DATA SUPPLIED —
• • • • •
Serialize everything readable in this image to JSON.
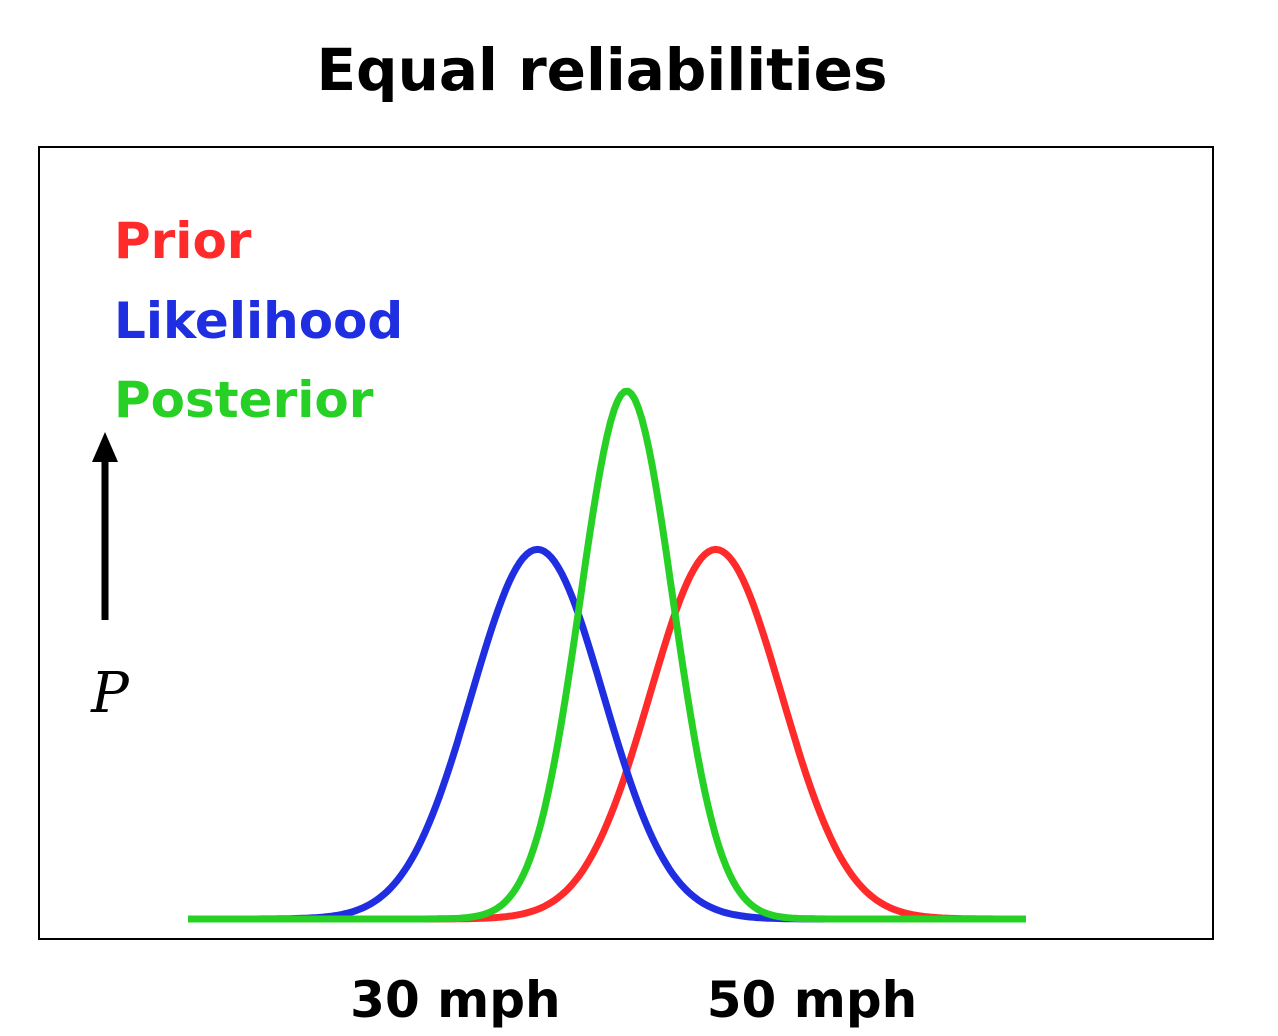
{
  "chart_data": {
    "type": "line",
    "title": "Equal reliabilities",
    "xlabel": "",
    "ylabel": "P",
    "x_range_mph": [
      15,
      62
    ],
    "y_range": [
      0,
      1.05
    ],
    "grid": false,
    "legend_placement": "top-left",
    "ticks": [
      {
        "value": 30,
        "label": "30 mph"
      },
      {
        "value": 50,
        "label": "50 mph"
      }
    ],
    "series": [
      {
        "name": "Prior",
        "color": "#ff2a2a",
        "mean_mph": 44.6,
        "sd_mph": 3.7,
        "peak": 0.7
      },
      {
        "name": "Likelihood",
        "color": "#1f2ee0",
        "mean_mph": 34.6,
        "sd_mph": 3.7,
        "peak": 0.7
      },
      {
        "name": "Posterior",
        "color": "#27d024",
        "mean_mph": 39.6,
        "sd_mph": 2.6,
        "peak": 1.0
      }
    ]
  }
}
• • • • •
WORK TO DO —
Take every line above carrying "name" and return it.

REPLY TO THE TASK —
        "name": "Prior",
        "name": "Likelihood",
        "name": "Posterior",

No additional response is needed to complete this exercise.